• **CHALLENGE**: Show all lines that include the string "color"; copy each one.

Records excerpted from a collection:

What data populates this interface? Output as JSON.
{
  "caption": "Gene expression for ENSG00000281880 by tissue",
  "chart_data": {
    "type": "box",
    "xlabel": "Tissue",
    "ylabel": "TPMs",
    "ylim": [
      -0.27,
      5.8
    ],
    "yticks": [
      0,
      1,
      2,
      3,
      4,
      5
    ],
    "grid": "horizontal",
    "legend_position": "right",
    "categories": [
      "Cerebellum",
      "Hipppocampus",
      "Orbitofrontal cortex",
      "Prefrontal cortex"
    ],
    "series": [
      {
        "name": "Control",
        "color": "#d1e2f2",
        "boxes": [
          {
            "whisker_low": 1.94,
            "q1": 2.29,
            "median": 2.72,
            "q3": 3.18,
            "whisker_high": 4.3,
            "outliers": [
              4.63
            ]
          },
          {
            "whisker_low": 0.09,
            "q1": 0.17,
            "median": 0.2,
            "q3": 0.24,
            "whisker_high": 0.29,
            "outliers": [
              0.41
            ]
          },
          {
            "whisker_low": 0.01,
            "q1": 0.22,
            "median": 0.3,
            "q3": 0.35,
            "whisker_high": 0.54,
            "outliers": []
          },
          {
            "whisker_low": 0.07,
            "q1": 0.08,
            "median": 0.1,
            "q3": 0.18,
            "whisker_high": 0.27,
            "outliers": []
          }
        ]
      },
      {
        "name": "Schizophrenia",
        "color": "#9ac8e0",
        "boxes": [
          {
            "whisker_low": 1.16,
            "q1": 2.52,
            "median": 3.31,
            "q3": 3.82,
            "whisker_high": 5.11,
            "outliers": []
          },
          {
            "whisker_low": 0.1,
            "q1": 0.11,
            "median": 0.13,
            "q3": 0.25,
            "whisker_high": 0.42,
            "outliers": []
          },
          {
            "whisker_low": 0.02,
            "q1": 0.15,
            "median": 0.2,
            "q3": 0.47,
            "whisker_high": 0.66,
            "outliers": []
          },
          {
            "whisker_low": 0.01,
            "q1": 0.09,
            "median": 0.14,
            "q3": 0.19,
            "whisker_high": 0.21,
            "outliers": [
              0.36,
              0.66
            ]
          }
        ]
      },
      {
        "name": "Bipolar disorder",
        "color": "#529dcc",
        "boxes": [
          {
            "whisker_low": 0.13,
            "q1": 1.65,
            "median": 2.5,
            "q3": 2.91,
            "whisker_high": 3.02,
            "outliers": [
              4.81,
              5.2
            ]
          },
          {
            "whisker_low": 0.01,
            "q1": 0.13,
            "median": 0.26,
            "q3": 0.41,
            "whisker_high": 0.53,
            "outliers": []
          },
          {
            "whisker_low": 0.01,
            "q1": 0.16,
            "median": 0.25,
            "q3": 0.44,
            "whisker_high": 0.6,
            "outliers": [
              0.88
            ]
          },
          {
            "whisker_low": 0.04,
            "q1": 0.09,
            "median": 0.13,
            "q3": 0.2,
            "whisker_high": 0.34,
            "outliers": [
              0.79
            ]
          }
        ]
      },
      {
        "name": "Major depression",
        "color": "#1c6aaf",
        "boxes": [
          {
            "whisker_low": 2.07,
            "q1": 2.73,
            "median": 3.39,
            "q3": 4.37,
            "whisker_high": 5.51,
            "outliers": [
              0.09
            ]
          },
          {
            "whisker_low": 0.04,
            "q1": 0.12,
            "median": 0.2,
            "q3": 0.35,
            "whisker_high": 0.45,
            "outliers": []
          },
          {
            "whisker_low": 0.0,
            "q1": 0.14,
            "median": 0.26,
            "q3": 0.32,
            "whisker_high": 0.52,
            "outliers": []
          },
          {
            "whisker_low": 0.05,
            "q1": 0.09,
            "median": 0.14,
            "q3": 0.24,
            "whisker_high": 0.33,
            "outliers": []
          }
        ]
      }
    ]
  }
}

• **RESPONSE TO THIS EXERCISE**:
        "color": "#d1e2f2",
        "color": "#9ac8e0",
        "color": "#529dcc",
        "color": "#1c6aaf",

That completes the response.